* **WHAT THE EXERCISE ASKS**
Leave out any pictures and transcribe all other data below exactly.

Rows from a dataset
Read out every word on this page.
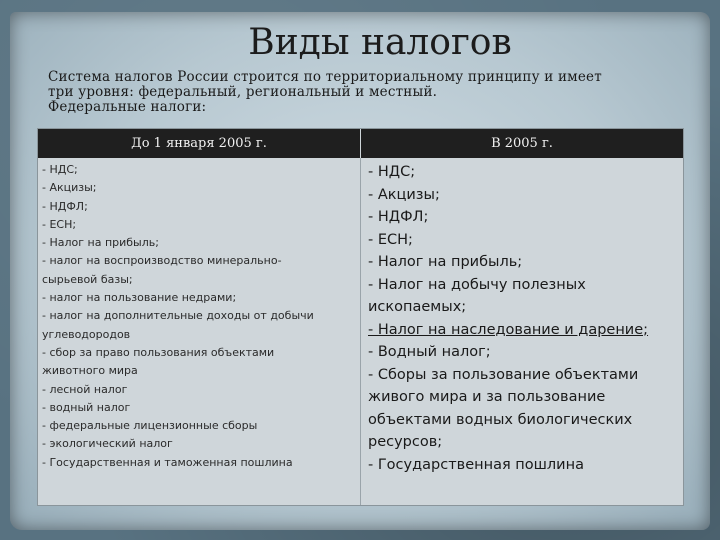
Виды налогов
Система налогов России строится по территориальному принципу и имеет
три уровня: федеральный, региональный и местный.
Федеральные налоги:
До 1 января 2005 г.	В 2005 г.
- НДС;
- Акцизы;
- НДФЛ;
- ЕСН;
- Налог на прибыль;
- налог на воспроизводство минерально-
сырьевой базы;
- налог на пользование недрами;
- налог на дополнительные доходы от добычи
углеводородов
- сбор за право пользования объектами
животного мира
- лесной налог
- водный налог
- федеральные лицензионные сборы
- экологический налог
- Государственная и таможенная пошлина
- НДС;
- Акцизы;
- НДФЛ;
- ЕСН;
- Налог на прибыль;
- Налог на добычу полезных
ископаемых;
- Налог на наследование и дарение;
- Водный налог;
- Сборы за пользование объектами
живого мира и за пользование
объектами водных биологических
ресурсов;
- Государственная пошлина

* **THE SOLUTION**
Read out every word on this page.
Виды налогов
Система налогов России строится по территориальному принципу и имеет
три уровня: федеральный, региональный и местный.
Федеральные налоги:
До 1 января 2005 г.	В 2005 г.
- НДС;
- Акцизы;
- НДФЛ;
- ЕСН;
- Налог на прибыль;
- налог на воспроизводство минерально-
сырьевой базы;
- налог на пользование недрами;
- налог на дополнительные доходы от добычи
углеводородов
- сбор за право пользования объектами
животного мира
- лесной налог
- водный налог
- федеральные лицензионные сборы
- экологический налог
- Государственная и таможенная пошлина
- НДС;
- Акцизы;
- НДФЛ;
- ЕСН;
- Налог на прибыль;
- Налог на добычу полезных
ископаемых;
- Налог на наследование и дарение;
- Водный налог;
- Сборы за пользование объектами
живого мира и за пользование
объектами водных биологических
ресурсов;
- Государственная пошлина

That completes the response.